Your instructions:
Across the entries below, how many lines contain the word "vSphere"? Give the number alone.
|---|
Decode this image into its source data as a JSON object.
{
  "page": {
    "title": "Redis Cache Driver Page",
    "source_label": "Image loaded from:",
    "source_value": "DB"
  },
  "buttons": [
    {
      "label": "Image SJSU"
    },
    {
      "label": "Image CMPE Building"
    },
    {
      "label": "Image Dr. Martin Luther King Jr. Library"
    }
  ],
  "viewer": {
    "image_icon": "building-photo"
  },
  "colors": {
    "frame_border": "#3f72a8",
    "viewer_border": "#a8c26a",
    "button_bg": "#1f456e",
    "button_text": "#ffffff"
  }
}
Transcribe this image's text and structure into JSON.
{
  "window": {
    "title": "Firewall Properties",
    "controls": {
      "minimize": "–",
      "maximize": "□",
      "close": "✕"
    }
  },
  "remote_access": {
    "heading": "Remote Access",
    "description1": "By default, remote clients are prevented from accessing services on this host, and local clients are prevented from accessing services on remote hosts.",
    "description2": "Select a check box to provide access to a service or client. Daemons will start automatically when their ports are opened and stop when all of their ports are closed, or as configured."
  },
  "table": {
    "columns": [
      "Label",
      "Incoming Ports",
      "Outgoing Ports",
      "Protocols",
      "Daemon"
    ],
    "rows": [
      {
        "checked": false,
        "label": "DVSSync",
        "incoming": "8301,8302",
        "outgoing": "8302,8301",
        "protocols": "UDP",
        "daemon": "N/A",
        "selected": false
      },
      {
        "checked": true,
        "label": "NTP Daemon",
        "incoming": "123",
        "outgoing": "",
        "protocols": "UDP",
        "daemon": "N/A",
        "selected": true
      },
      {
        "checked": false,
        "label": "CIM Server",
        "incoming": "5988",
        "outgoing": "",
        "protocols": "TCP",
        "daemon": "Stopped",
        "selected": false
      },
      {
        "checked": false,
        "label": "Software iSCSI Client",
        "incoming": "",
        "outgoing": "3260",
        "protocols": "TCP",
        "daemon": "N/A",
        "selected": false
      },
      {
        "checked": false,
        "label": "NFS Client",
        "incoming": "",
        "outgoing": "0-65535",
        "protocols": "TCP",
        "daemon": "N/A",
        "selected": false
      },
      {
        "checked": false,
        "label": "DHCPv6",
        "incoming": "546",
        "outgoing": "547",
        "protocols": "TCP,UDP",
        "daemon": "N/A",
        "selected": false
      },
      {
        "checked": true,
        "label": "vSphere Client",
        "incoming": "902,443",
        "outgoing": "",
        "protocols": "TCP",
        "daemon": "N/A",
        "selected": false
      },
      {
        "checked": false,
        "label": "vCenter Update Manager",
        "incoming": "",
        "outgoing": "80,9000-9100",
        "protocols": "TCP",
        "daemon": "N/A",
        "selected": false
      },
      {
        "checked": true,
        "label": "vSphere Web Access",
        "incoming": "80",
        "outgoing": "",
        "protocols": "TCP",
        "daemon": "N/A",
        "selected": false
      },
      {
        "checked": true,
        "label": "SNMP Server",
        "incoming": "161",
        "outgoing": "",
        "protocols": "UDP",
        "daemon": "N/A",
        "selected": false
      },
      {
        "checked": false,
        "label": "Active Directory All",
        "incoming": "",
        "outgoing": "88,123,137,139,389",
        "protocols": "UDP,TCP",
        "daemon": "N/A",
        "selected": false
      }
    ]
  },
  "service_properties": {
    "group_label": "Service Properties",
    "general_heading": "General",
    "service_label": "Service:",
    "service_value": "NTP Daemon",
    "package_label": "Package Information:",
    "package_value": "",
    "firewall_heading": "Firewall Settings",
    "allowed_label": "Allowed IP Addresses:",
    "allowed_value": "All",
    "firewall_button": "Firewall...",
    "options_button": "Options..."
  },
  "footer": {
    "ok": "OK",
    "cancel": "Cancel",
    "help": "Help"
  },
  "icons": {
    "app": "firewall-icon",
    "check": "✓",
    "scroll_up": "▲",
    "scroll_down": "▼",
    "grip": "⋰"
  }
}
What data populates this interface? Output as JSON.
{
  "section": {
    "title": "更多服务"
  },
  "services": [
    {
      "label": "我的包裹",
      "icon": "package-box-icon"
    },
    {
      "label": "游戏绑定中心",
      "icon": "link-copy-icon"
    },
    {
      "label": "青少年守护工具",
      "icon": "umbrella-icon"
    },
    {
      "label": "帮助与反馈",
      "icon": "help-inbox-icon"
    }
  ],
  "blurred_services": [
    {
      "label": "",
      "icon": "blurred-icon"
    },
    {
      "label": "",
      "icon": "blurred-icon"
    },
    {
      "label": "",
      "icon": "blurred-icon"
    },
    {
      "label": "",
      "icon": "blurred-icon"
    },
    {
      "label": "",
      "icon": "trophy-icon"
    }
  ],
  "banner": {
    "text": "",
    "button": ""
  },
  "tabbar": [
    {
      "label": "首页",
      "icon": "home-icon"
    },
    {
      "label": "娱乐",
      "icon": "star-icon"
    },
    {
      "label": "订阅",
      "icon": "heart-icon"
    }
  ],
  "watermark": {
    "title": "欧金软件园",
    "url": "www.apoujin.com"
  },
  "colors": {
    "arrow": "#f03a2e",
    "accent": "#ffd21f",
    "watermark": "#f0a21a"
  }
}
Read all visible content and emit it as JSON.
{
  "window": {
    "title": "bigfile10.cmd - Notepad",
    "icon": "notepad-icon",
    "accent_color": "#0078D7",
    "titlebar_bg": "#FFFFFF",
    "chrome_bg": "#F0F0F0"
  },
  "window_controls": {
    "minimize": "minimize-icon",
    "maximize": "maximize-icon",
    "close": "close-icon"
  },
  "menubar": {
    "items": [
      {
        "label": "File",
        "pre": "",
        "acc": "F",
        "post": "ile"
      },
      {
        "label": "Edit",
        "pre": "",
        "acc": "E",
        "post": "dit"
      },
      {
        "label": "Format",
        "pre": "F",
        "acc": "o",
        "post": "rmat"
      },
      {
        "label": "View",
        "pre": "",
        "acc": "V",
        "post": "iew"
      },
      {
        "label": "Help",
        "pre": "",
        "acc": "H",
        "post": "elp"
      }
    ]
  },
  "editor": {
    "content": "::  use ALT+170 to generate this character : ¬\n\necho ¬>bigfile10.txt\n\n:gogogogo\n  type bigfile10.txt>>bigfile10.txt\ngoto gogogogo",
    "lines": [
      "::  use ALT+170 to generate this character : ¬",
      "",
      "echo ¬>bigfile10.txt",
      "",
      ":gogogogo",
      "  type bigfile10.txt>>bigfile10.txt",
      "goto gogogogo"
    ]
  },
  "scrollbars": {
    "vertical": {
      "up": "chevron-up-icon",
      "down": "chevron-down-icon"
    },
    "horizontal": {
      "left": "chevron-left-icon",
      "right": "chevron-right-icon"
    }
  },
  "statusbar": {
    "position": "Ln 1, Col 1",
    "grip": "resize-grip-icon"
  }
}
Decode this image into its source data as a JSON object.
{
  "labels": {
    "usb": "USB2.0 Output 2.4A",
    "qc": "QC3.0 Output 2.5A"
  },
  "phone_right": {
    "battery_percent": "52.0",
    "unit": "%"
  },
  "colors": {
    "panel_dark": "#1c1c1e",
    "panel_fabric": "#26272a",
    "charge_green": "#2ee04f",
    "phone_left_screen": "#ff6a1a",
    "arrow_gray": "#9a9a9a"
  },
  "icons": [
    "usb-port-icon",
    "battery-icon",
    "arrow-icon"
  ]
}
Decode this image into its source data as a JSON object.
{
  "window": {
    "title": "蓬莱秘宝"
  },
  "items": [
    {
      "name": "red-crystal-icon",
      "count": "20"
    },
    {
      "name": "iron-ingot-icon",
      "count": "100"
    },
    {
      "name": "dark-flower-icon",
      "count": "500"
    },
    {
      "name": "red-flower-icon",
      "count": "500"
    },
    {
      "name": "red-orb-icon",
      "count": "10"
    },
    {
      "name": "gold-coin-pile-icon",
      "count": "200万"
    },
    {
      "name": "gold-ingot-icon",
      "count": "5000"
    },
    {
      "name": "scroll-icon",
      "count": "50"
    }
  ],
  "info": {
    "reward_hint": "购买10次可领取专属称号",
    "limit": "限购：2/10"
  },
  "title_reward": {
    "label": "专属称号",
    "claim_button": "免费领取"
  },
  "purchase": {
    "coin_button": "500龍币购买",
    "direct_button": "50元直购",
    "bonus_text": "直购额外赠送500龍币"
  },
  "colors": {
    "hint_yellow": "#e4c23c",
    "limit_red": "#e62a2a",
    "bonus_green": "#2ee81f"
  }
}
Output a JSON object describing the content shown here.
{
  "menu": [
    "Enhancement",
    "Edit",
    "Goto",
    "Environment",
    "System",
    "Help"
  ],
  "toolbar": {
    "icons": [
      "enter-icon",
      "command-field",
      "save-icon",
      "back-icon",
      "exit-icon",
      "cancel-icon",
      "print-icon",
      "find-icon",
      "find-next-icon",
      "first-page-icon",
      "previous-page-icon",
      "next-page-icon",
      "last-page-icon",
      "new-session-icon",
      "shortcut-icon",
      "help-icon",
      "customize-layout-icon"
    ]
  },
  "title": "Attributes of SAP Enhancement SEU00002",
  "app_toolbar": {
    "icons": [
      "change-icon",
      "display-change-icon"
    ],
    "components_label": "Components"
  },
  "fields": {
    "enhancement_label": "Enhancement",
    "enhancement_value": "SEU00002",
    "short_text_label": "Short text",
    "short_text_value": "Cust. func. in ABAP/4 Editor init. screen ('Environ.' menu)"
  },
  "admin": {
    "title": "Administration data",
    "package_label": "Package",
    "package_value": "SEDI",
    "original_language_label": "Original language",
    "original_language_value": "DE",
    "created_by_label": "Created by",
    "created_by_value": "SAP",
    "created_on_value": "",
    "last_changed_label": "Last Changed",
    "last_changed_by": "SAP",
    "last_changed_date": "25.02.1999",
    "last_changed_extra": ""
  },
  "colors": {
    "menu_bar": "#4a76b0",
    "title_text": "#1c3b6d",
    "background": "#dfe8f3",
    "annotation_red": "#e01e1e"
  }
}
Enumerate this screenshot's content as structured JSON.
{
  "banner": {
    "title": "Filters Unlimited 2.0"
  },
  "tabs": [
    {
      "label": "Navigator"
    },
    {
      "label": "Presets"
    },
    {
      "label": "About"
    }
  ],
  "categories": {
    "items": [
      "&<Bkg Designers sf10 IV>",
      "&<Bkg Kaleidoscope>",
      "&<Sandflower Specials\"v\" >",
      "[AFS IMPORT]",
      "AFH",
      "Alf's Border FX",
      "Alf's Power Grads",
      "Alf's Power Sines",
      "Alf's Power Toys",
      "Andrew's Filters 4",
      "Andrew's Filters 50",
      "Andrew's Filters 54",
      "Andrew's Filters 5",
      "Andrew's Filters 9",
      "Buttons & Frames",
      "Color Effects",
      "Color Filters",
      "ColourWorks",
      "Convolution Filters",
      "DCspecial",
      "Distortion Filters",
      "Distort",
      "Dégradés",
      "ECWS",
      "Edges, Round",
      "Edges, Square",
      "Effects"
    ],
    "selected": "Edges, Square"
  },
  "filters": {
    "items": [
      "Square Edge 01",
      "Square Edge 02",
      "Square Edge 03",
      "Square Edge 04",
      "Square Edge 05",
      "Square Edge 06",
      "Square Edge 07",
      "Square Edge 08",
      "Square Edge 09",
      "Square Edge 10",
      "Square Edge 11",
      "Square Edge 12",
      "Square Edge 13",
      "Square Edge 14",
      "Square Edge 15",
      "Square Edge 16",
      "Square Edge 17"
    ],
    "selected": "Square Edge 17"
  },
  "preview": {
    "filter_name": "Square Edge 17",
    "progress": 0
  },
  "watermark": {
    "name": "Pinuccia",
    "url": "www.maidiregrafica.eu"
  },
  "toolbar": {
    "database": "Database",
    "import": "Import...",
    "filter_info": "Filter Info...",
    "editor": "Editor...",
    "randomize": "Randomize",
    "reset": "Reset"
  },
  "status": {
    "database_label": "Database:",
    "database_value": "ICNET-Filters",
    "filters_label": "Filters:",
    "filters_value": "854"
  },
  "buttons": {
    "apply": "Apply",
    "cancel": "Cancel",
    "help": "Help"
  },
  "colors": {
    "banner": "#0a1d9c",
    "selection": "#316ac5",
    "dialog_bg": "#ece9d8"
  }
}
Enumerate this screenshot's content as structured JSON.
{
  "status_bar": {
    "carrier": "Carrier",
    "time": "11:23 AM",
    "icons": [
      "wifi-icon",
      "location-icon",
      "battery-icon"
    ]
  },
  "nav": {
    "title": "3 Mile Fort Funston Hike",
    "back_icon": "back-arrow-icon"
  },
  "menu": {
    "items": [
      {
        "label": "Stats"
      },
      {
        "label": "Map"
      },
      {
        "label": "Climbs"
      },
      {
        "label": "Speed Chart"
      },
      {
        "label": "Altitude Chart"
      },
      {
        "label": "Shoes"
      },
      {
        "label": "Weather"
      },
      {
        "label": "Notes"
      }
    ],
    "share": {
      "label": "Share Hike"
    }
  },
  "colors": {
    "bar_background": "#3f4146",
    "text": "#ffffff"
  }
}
|---|
Result of this exercise:
2